Exercise details: Check each line below for the word "Kimmig", and copy those that have it.

Dataset rows:
○ ○ ○ ○ ○

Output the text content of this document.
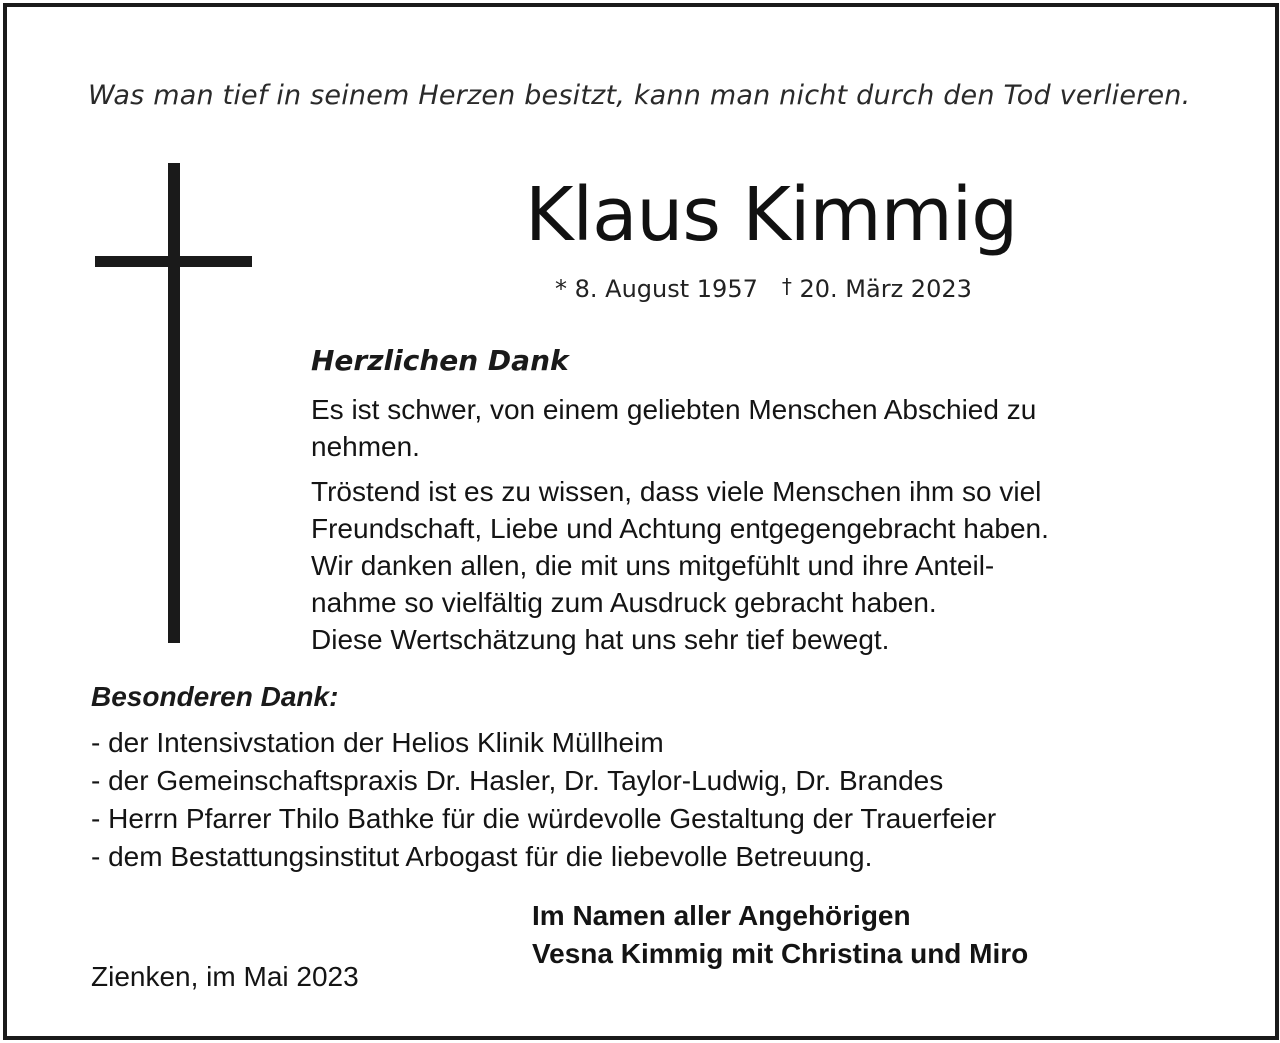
Was man tief in seinem Herzen besitzt, kann man nicht durch den Tod verlieren.
Klaus Kimmig
* 8. August 1957 † 20. März 2023
Herzlichen Dank
Es ist schwer, von einem geliebten Menschen Abschied zu
nehmen.
Tröstend ist es zu wissen, dass viele Menschen ihm so viel
Freundschaft, Liebe und Achtung entgegengebracht haben.
Wir danken allen, die mit uns mitgefühlt und ihre Anteil-
nahme so vielfältig zum Ausdruck gebracht haben.
Diese Wertschätzung hat uns sehr tief bewegt.
Besonderen Dank:
- der Intensivstation der Helios Klinik Müllheim
- der Gemeinschaftspraxis Dr. Hasler, Dr. Taylor-Ludwig, Dr. Brandes
- Herrn Pfarrer Thilo Bathke für die würdevolle Gestaltung der Trauerfeier
- dem Bestattungsinstitut Arbogast für die liebevolle Betreuung.
Im Namen aller Angehörigen
Vesna Kimmig mit Christina und Miro
Zienken, im Mai 2023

○ ○ ○ ○ ○

Written solution:
Klaus Kimmig
Vesna Kimmig mit Christina und Miro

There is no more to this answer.